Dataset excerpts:
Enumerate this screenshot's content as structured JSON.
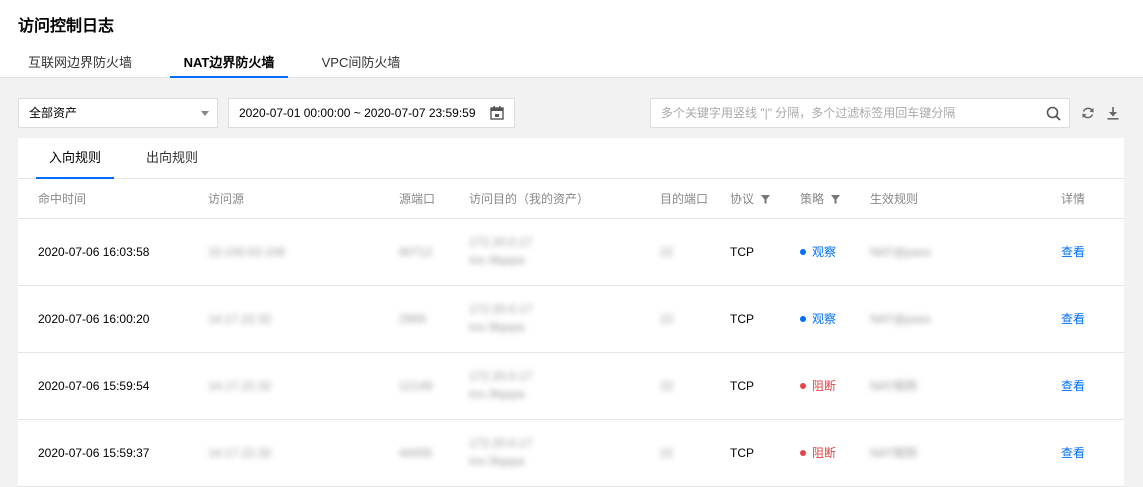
{
  "page": {
    "title": "访问控制日志"
  },
  "top_tabs": [
    {
      "label": "互联网边界防火墙",
      "active": false
    },
    {
      "label": "NAT边界防火墙",
      "active": true
    },
    {
      "label": "VPC间防火墙",
      "active": false
    }
  ],
  "filters": {
    "asset_select": "全部资产",
    "date_range": "2020-07-01 00:00:00 ~ 2020-07-07 23:59:59",
    "search_placeholder": "多个关键字用竖线 \"|\" 分隔，多个过滤标签用回车键分隔"
  },
  "sub_tabs": [
    {
      "label": "入向规则",
      "active": true
    },
    {
      "label": "出向规则",
      "active": false
    }
  ],
  "table": {
    "columns": {
      "hit_time": "命中时间",
      "source": "访问源",
      "src_port": "源端口",
      "destination": "访问目的（我的资产）",
      "dst_port": "目的端口",
      "protocol": "协议",
      "policy": "策略",
      "rule": "生效规则",
      "detail": "详情"
    },
    "rows": [
      {
        "hit_time": "2020-07-06 16:03:58",
        "source": "10.100.53.109",
        "src_port": "60712",
        "dest_ip": "172.20.0.17",
        "dest_id": "ins-3tqxpa",
        "dst_port": "22",
        "protocol": "TCP",
        "policy": "观察",
        "policy_color": "#006eff",
        "rule": "NAT@pass",
        "detail": "查看"
      },
      {
        "hit_time": "2020-07-06 16:00:20",
        "source": "14.17.22.32",
        "src_port": "2959",
        "dest_ip": "172.20.0.17",
        "dest_id": "ins-3tqxpa",
        "dst_port": "22",
        "protocol": "TCP",
        "policy": "观察",
        "policy_color": "#006eff",
        "rule": "NAT@pass",
        "detail": "查看"
      },
      {
        "hit_time": "2020-07-06 15:59:54",
        "source": "14.17.22.32",
        "src_port": "12149",
        "dest_ip": "172.20.0.17",
        "dest_id": "ins-3tqxpa",
        "dst_port": "22",
        "protocol": "TCP",
        "policy": "阻断",
        "policy_color": "#e54545",
        "rule": "NAT规则",
        "detail": "查看"
      },
      {
        "hit_time": "2020-07-06 15:59:37",
        "source": "14.17.22.32",
        "src_port": "44005",
        "dest_ip": "172.20.0.17",
        "dest_id": "ins-3tqxpa",
        "dst_port": "22",
        "protocol": "TCP",
        "policy": "阻断",
        "policy_color": "#e54545",
        "rule": "NAT规则",
        "detail": "查看"
      }
    ]
  },
  "colors": {
    "accent": "#006eff",
    "observe": "#006eff",
    "block": "#e54545"
  },
  "icons": [
    "calendar-icon",
    "search-icon",
    "refresh-icon",
    "download-icon",
    "filter-icon"
  ]
}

STATED EXERCISE
Nothing in the entries should change as you copy them, except that the pictures are left out.

ANSWER
Enumerate this screenshot's content as structured JSON.
{
  "page": {
    "title": "访问控制日志"
  },
  "top_tabs": [
    {
      "label": "互联网边界防火墙",
      "active": false
    },
    {
      "label": "NAT边界防火墙",
      "active": true
    },
    {
      "label": "VPC间防火墙",
      "active": false
    }
  ],
  "filters": {
    "asset_select": "全部资产",
    "date_range": "2020-07-01 00:00:00 ~ 2020-07-07 23:59:59",
    "search_placeholder": "多个关键字用竖线 \"|\" 分隔，多个过滤标签用回车键分隔"
  },
  "sub_tabs": [
    {
      "label": "入向规则",
      "active": true
    },
    {
      "label": "出向规则",
      "active": false
    }
  ],
  "table": {
    "columns": {
      "hit_time": "命中时间",
      "source": "访问源",
      "src_port": "源端口",
      "destination": "访问目的（我的资产）",
      "dst_port": "目的端口",
      "protocol": "协议",
      "policy": "策略",
      "rule": "生效规则",
      "detail": "详情"
    },
    "rows": [
      {
        "hit_time": "2020-07-06 16:03:58",
        "source": "10.100.53.109",
        "src_port": "60712",
        "dest_ip": "172.20.0.17",
        "dest_id": "ins-3tqxpa",
        "dst_port": "22",
        "protocol": "TCP",
        "policy": "观察",
        "policy_color": "#006eff",
        "rule": "NAT@pass",
        "detail": "查看"
      },
      {
        "hit_time": "2020-07-06 16:00:20",
        "source": "14.17.22.32",
        "src_port": "2959",
        "dest_ip": "172.20.0.17",
        "dest_id": "ins-3tqxpa",
        "dst_port": "22",
        "protocol": "TCP",
        "policy": "观察",
        "policy_color": "#006eff",
        "rule": "NAT@pass",
        "detail": "查看"
      },
      {
        "hit_time": "2020-07-06 15:59:54",
        "source": "14.17.22.32",
        "src_port": "12149",
        "dest_ip": "172.20.0.17",
        "dest_id": "ins-3tqxpa",
        "dst_port": "22",
        "protocol": "TCP",
        "policy": "阻断",
        "policy_color": "#e54545",
        "rule": "NAT规则",
        "detail": "查看"
      },
      {
        "hit_time": "2020-07-06 15:59:37",
        "source": "14.17.22.32",
        "src_port": "44005",
        "dest_ip": "172.20.0.17",
        "dest_id": "ins-3tqxpa",
        "dst_port": "22",
        "protocol": "TCP",
        "policy": "阻断",
        "policy_color": "#e54545",
        "rule": "NAT规则",
        "detail": "查看"
      }
    ]
  },
  "colors": {
    "accent": "#006eff",
    "observe": "#006eff",
    "block": "#e54545"
  },
  "icons": [
    "calendar-icon",
    "search-icon",
    "refresh-icon",
    "download-icon",
    "filter-icon"
  ]
}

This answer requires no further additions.